Items from a dataset:
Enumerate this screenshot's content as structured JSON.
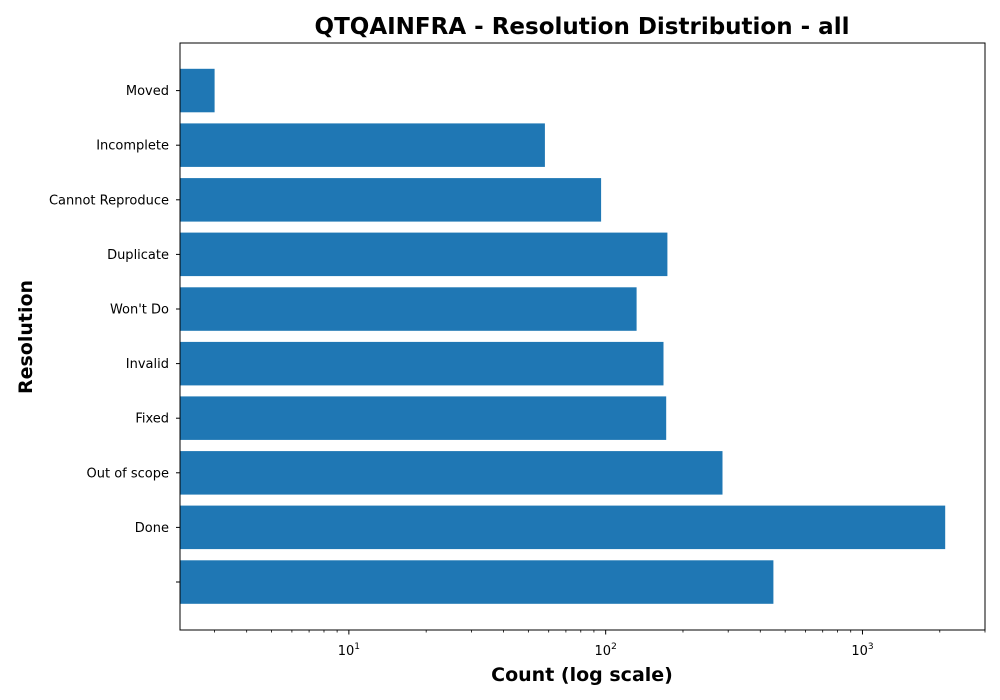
{
  "chart_data": {
    "type": "bar",
    "orientation": "horizontal",
    "title": "QTQAINFRA - Resolution Distribution - all",
    "xlabel": "Count (log scale)",
    "ylabel": "Resolution",
    "x_scale": "log",
    "xlim": [
      2.2,
      3000
    ],
    "x_ticks": [
      {
        "value": 10,
        "base": "10",
        "exp": "1"
      },
      {
        "value": 100,
        "base": "10",
        "exp": "2"
      },
      {
        "value": 1000,
        "base": "10",
        "exp": "3"
      }
    ],
    "categories": [
      "",
      "Done",
      "Out of scope",
      "Fixed",
      "Invalid",
      "Won't Do",
      "Duplicate",
      "Cannot Reproduce",
      "Incomplete",
      "Moved"
    ],
    "values": [
      450,
      2100,
      285,
      172,
      168,
      132,
      174,
      96,
      58,
      3
    ],
    "bar_color": "#1f77b4",
    "grid": false,
    "legend": "none"
  }
}
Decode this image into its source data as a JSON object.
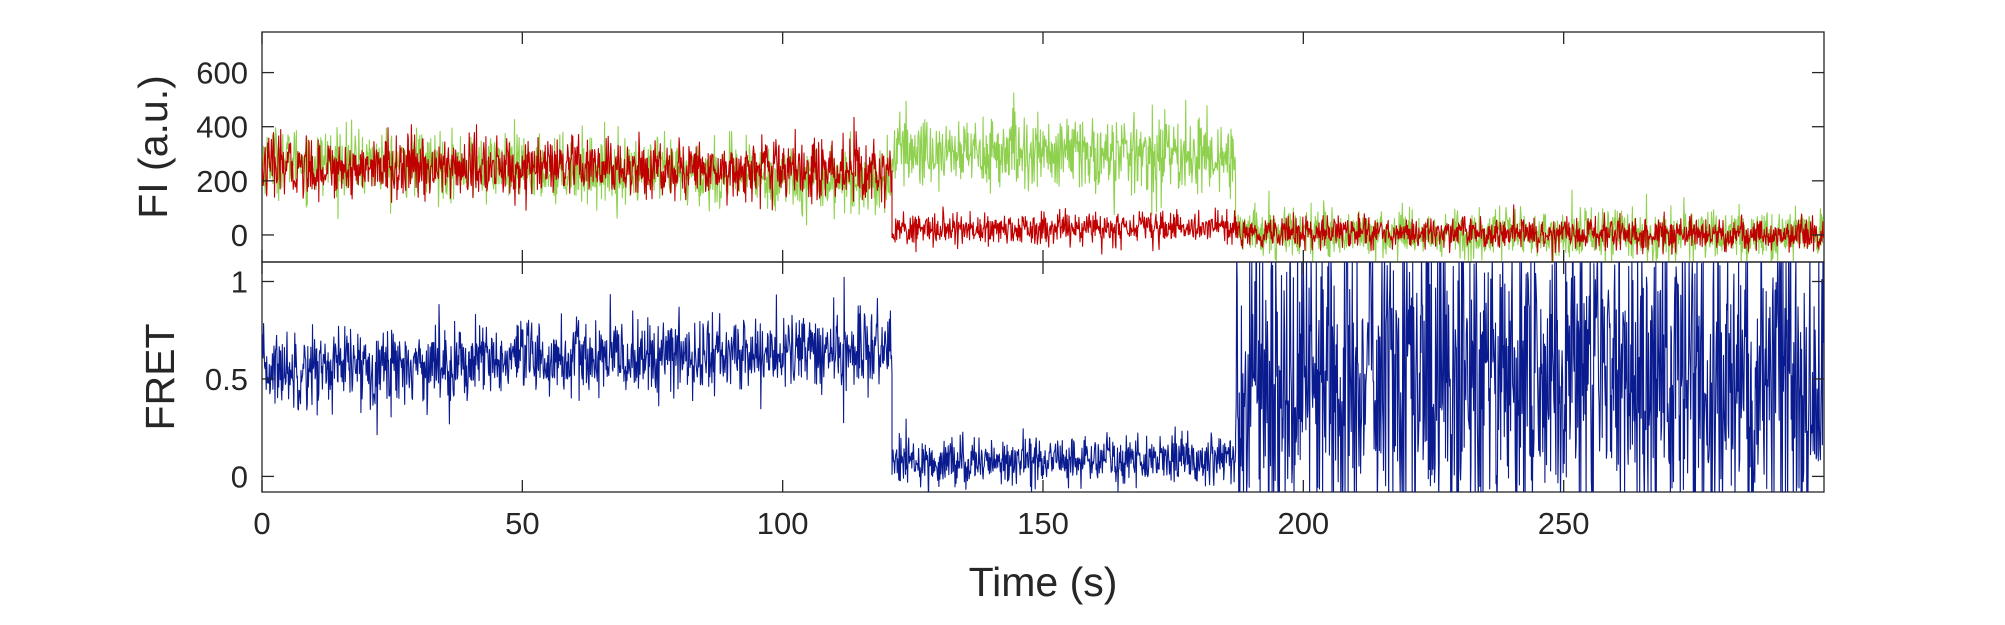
{
  "chart_data": [
    {
      "type": "line",
      "panel": "top",
      "title": "",
      "xlabel": "",
      "ylabel": "FI (a.u.)",
      "xlim": [
        0,
        300
      ],
      "ylim": [
        -100,
        750
      ],
      "xticks": [
        0,
        50,
        100,
        150,
        200,
        250
      ],
      "yticks": [
        0,
        200,
        400,
        600
      ],
      "ytick_labels": [
        "0",
        "200",
        "400",
        "600"
      ],
      "grid": false,
      "legend": "none",
      "series": [
        {
          "color": "#8fd14f",
          "segments": [
            {
              "x0": 0,
              "x1": 121,
              "y_start": 280,
              "y_end": 200,
              "noise": 60
            },
            {
              "x0": 121,
              "x1": 187,
              "y_start": 310,
              "y_end": 290,
              "noise": 70
            },
            {
              "x0": 187,
              "x1": 300,
              "y_start": 10,
              "y_end": 0,
              "noise": 45
            }
          ]
        },
        {
          "color": "#c00000",
          "segments": [
            {
              "x0": 0,
              "x1": 121,
              "y_start": 250,
              "y_end": 240,
              "noise": 55
            },
            {
              "x0": 121,
              "x1": 187,
              "y_start": 15,
              "y_end": 30,
              "noise": 30
            },
            {
              "x0": 187,
              "x1": 300,
              "y_start": 10,
              "y_end": 0,
              "noise": 30
            }
          ]
        }
      ]
    },
    {
      "type": "line",
      "panel": "bottom",
      "title": "",
      "xlabel": "Time (s)",
      "ylabel": "FRET",
      "xlim": [
        0,
        300
      ],
      "ylim": [
        -0.08,
        1.1
      ],
      "xticks": [
        0,
        50,
        100,
        150,
        200,
        250
      ],
      "xtick_labels": [
        "0",
        "50",
        "100",
        "150",
        "200",
        "250"
      ],
      "yticks": [
        0,
        0.5,
        1
      ],
      "ytick_labels": [
        "0",
        "0.5",
        "1"
      ],
      "grid": false,
      "legend": "none",
      "series": [
        {
          "color": "#0a1b8f",
          "segments": [
            {
              "x0": 0,
              "x1": 121,
              "y_start": 0.55,
              "y_end": 0.65,
              "noise": 0.1
            },
            {
              "x0": 121,
              "x1": 187,
              "y_start": 0.07,
              "y_end": 0.1,
              "noise": 0.06
            },
            {
              "x0": 187,
              "x1": 300,
              "y_start": 0.5,
              "y_end": 0.5,
              "noise": 0.45
            }
          ]
        }
      ]
    }
  ]
}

- **Requirements**:
Transcribe the full listing above exactly, with the images removed.

- **Expected answer**:
Enumerate this screenshot's content as structured JSON.
{
  "chart_data": {
    "type": "bar",
    "orientation": "horizontal",
    "title": "QTQAINFRA - Resolution Distribution - all",
    "xlabel": "Count (log scale)",
    "ylabel": "Resolution",
    "x_scale": "log",
    "xlim": [
      2.2,
      3000
    ],
    "x_ticks": [
      {
        "value": 10,
        "base": "10",
        "exp": "1"
      },
      {
        "value": 100,
        "base": "10",
        "exp": "2"
      },
      {
        "value": 1000,
        "base": "10",
        "exp": "3"
      }
    ],
    "categories": [
      "",
      "Done",
      "Out of scope",
      "Fixed",
      "Invalid",
      "Won't Do",
      "Duplicate",
      "Cannot Reproduce",
      "Incomplete",
      "Moved"
    ],
    "values": [
      450,
      2100,
      285,
      172,
      168,
      132,
      174,
      96,
      58,
      3
    ],
    "bar_color": "#1f77b4",
    "grid": false,
    "legend": "none"
  }
}
Decode this image into its source data as a JSON object.
{
  "chart_data": [
    {
      "type": "line",
      "panel": "top",
      "title": "",
      "xlabel": "",
      "ylabel": "FI (a.u.)",
      "xlim": [
        0,
        300
      ],
      "ylim": [
        -100,
        750
      ],
      "xticks": [
        0,
        50,
        100,
        150,
        200,
        250
      ],
      "yticks": [
        0,
        200,
        400,
        600
      ],
      "ytick_labels": [
        "0",
        "200",
        "400",
        "600"
      ],
      "grid": false,
      "legend": "none",
      "series": [
        {
          "color": "#8fd14f",
          "segments": [
            {
              "x0": 0,
              "x1": 121,
              "y_start": 280,
              "y_end": 200,
              "noise": 60
            },
            {
              "x0": 121,
              "x1": 187,
              "y_start": 310,
              "y_end": 290,
              "noise": 70
            },
            {
              "x0": 187,
              "x1": 300,
              "y_start": 10,
              "y_end": 0,
              "noise": 45
            }
          ]
        },
        {
          "color": "#c00000",
          "segments": [
            {
              "x0": 0,
              "x1": 121,
              "y_start": 250,
              "y_end": 240,
              "noise": 55
            },
            {
              "x0": 121,
              "x1": 187,
              "y_start": 15,
              "y_end": 30,
              "noise": 30
            },
            {
              "x0": 187,
              "x1": 300,
              "y_start": 10,
              "y_end": 0,
              "noise": 30
            }
          ]
        }
      ]
    },
    {
      "type": "line",
      "panel": "bottom",
      "title": "",
      "xlabel": "Time (s)",
      "ylabel": "FRET",
      "xlim": [
        0,
        300
      ],
      "ylim": [
        -0.08,
        1.1
      ],
      "xticks": [
        0,
        50,
        100,
        150,
        200,
        250
      ],
      "xtick_labels": [
        "0",
        "50",
        "100",
        "150",
        "200",
        "250"
      ],
      "yticks": [
        0,
        0.5,
        1
      ],
      "ytick_labels": [
        "0",
        "0.5",
        "1"
      ],
      "grid": false,
      "legend": "none",
      "series": [
        {
          "color": "#0a1b8f",
          "segments": [
            {
              "x0": 0,
              "x1": 121,
              "y_start": 0.55,
              "y_end": 0.65,
              "noise": 0.1
            },
            {
              "x0": 121,
              "x1": 187,
              "y_start": 0.07,
              "y_end": 0.1,
              "noise": 0.06
            },
            {
              "x0": 187,
              "x1": 300,
              "y_start": 0.5,
              "y_end": 0.5,
              "noise": 0.45
            }
          ]
        }
      ]
    }
  ]
}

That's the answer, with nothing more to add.